Type the records out again in full, exactly.

#### Source data ####

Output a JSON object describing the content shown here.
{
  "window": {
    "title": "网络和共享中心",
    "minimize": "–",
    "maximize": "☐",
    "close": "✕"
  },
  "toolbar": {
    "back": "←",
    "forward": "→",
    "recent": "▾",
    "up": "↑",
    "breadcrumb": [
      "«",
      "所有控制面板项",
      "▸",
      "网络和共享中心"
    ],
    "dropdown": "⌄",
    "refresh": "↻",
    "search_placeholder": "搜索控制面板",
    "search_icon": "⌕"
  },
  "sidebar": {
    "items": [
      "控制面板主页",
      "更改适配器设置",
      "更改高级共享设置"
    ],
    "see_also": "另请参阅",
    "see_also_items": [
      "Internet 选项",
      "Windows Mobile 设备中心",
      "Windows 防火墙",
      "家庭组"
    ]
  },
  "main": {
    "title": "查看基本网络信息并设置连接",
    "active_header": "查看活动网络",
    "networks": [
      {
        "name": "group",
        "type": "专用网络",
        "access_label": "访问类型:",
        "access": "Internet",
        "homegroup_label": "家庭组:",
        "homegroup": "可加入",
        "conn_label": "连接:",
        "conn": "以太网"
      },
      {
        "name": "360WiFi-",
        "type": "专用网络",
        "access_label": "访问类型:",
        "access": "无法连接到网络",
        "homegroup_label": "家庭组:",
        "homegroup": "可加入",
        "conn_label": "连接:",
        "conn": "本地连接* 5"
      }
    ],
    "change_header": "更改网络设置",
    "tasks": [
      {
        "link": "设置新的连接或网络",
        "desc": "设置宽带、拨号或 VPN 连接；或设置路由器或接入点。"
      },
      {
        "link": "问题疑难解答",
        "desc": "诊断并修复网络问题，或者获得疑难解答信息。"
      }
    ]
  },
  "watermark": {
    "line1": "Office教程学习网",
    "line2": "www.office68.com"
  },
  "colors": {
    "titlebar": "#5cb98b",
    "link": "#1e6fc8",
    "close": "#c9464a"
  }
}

####

● Answer in full:
Output a JSON object describing the content shown here.
{
  "window": {
    "title": "网络和共享中心",
    "minimize": "–",
    "maximize": "☐",
    "close": "✕"
  },
  "toolbar": {
    "back": "←",
    "forward": "→",
    "recent": "▾",
    "up": "↑",
    "breadcrumb": [
      "«",
      "所有控制面板项",
      "▸",
      "网络和共享中心"
    ],
    "dropdown": "⌄",
    "refresh": "↻",
    "search_placeholder": "搜索控制面板",
    "search_icon": "⌕"
  },
  "sidebar": {
    "items": [
      "控制面板主页",
      "更改适配器设置",
      "更改高级共享设置"
    ],
    "see_also": "另请参阅",
    "see_also_items": [
      "Internet 选项",
      "Windows Mobile 设备中心",
      "Windows 防火墙",
      "家庭组"
    ]
  },
  "main": {
    "title": "查看基本网络信息并设置连接",
    "active_header": "查看活动网络",
    "networks": [
      {
        "name": "group",
        "type": "专用网络",
        "access_label": "访问类型:",
        "access": "Internet",
        "homegroup_label": "家庭组:",
        "homegroup": "可加入",
        "conn_label": "连接:",
        "conn": "以太网"
      },
      {
        "name": "360WiFi-",
        "type": "专用网络",
        "access_label": "访问类型:",
        "access": "无法连接到网络",
        "homegroup_label": "家庭组:",
        "homegroup": "可加入",
        "conn_label": "连接:",
        "conn": "本地连接* 5"
      }
    ],
    "change_header": "更改网络设置",
    "tasks": [
      {
        "link": "设置新的连接或网络",
        "desc": "设置宽带、拨号或 VPN 连接；或设置路由器或接入点。"
      },
      {
        "link": "问题疑难解答",
        "desc": "诊断并修复网络问题，或者获得疑难解答信息。"
      }
    ]
  },
  "watermark": {
    "line1": "Office教程学习网",
    "line2": "www.office68.com"
  },
  "colors": {
    "titlebar": "#5cb98b",
    "link": "#1e6fc8",
    "close": "#c9464a"
  }
}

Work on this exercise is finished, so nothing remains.